-- Start Given entries --

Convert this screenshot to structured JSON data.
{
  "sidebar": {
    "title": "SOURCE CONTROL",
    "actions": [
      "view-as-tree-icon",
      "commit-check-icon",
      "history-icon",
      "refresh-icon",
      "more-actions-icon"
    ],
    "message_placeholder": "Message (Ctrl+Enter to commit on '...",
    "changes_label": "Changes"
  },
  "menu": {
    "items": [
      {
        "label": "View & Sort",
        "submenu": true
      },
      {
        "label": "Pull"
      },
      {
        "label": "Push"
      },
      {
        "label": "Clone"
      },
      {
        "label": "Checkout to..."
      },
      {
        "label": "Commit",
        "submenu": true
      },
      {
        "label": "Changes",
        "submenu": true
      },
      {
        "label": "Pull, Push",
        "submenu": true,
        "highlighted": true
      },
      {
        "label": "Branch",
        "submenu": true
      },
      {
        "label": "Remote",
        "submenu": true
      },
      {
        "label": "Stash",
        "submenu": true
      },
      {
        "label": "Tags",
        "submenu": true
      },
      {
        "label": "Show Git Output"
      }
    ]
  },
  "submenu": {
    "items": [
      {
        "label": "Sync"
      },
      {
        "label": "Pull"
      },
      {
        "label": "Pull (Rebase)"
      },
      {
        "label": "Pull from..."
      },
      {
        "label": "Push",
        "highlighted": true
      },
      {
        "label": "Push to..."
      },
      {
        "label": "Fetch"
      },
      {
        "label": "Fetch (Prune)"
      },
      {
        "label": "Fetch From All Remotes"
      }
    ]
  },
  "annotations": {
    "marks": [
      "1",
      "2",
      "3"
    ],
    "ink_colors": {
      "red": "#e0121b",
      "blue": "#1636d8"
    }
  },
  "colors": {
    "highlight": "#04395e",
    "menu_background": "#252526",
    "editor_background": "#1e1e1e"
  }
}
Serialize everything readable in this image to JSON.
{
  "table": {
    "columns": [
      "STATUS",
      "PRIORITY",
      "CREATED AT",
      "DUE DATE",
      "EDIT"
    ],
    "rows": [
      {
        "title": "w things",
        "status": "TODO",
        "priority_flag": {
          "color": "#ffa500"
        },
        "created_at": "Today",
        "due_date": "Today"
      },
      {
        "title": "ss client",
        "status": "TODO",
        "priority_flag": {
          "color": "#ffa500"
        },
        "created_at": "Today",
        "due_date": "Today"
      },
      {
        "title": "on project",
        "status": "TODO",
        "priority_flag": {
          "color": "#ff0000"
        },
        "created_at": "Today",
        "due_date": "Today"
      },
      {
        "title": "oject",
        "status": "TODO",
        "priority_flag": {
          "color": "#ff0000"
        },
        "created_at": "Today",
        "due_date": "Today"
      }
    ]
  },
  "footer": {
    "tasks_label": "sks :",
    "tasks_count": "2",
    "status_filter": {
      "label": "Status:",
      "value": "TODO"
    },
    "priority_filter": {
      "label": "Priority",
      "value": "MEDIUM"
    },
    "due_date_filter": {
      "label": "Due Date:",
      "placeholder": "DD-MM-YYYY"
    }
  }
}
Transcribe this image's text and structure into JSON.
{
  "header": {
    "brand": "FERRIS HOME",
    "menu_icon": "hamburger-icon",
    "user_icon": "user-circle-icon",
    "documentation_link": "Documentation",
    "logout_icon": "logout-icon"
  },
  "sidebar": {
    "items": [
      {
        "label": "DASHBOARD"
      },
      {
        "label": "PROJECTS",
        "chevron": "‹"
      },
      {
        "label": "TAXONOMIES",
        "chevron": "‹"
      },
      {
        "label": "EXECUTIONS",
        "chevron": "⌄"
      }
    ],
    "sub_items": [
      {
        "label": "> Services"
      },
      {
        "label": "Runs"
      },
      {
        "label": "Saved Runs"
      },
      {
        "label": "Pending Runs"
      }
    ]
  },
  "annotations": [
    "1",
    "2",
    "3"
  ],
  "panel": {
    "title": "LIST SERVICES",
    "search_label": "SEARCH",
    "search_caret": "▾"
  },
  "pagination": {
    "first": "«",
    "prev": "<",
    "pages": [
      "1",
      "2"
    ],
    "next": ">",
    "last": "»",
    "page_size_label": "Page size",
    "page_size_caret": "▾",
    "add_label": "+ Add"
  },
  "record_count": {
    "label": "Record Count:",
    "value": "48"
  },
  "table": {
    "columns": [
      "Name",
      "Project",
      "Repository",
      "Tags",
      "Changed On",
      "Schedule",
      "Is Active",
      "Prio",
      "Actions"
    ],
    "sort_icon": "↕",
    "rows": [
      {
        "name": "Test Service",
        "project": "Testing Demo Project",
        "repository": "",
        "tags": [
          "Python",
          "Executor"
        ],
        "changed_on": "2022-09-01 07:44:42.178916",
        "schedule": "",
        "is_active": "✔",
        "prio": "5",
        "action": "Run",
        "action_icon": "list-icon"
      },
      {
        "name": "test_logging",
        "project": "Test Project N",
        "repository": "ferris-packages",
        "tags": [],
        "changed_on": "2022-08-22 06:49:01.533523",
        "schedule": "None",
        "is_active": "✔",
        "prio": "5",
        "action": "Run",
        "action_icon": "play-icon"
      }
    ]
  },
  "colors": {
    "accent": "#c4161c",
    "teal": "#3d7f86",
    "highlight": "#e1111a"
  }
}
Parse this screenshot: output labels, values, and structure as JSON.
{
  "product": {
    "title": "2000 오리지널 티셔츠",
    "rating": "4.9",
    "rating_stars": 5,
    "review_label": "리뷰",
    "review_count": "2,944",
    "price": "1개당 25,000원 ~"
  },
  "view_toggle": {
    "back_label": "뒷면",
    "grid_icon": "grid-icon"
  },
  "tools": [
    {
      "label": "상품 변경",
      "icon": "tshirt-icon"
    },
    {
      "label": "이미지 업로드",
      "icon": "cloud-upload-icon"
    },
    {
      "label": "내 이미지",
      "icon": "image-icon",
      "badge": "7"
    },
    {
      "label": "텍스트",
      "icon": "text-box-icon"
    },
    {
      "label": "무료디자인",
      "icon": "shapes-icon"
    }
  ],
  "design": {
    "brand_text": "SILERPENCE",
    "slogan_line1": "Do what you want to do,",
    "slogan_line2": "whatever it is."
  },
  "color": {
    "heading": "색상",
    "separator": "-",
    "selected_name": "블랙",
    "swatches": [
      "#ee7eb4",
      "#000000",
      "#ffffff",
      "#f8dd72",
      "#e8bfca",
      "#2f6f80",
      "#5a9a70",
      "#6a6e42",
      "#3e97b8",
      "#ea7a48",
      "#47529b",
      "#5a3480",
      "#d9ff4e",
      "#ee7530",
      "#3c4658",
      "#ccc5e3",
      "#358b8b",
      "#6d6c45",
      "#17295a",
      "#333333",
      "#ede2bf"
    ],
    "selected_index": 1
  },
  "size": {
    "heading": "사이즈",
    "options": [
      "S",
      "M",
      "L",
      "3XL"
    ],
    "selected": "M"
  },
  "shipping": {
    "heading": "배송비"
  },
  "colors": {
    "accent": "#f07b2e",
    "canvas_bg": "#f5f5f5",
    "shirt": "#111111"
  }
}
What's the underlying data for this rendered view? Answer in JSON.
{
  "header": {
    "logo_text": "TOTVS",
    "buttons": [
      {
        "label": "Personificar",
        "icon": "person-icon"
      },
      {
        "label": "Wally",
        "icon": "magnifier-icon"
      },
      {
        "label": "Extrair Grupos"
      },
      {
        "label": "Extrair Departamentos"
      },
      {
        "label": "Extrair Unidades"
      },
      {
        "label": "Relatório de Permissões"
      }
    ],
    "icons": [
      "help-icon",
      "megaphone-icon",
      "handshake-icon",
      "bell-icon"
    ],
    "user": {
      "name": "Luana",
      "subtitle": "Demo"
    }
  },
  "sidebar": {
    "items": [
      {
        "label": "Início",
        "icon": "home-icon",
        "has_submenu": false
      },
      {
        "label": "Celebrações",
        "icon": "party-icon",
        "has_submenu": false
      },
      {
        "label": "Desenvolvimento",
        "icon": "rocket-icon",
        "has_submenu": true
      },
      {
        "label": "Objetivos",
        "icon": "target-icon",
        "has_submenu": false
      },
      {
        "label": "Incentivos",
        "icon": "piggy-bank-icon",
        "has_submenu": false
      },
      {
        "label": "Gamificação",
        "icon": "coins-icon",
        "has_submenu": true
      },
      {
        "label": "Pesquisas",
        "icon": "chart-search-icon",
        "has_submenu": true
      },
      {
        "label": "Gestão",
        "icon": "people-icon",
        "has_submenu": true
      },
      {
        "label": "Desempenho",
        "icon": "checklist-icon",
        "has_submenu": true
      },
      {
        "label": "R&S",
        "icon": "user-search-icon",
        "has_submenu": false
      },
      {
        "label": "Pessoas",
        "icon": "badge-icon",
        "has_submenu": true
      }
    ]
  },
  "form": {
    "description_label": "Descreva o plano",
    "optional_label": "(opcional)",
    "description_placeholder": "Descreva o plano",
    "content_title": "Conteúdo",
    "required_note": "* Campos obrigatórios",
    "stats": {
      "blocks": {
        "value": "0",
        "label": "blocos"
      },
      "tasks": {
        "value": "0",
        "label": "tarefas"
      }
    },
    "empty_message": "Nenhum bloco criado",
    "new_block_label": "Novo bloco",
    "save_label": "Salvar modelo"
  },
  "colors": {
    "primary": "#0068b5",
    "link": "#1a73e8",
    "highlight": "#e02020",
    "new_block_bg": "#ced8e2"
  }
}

-- End Given entries --

→ Given problem
Isolate the lines that hold the word "Pull" and copy all of them.

→ The response
        "label": "Pull"
        "label": "Pull, Push",
        "label": "Pull"
        "label": "Pull (Rebase)"
        "label": "Pull from..."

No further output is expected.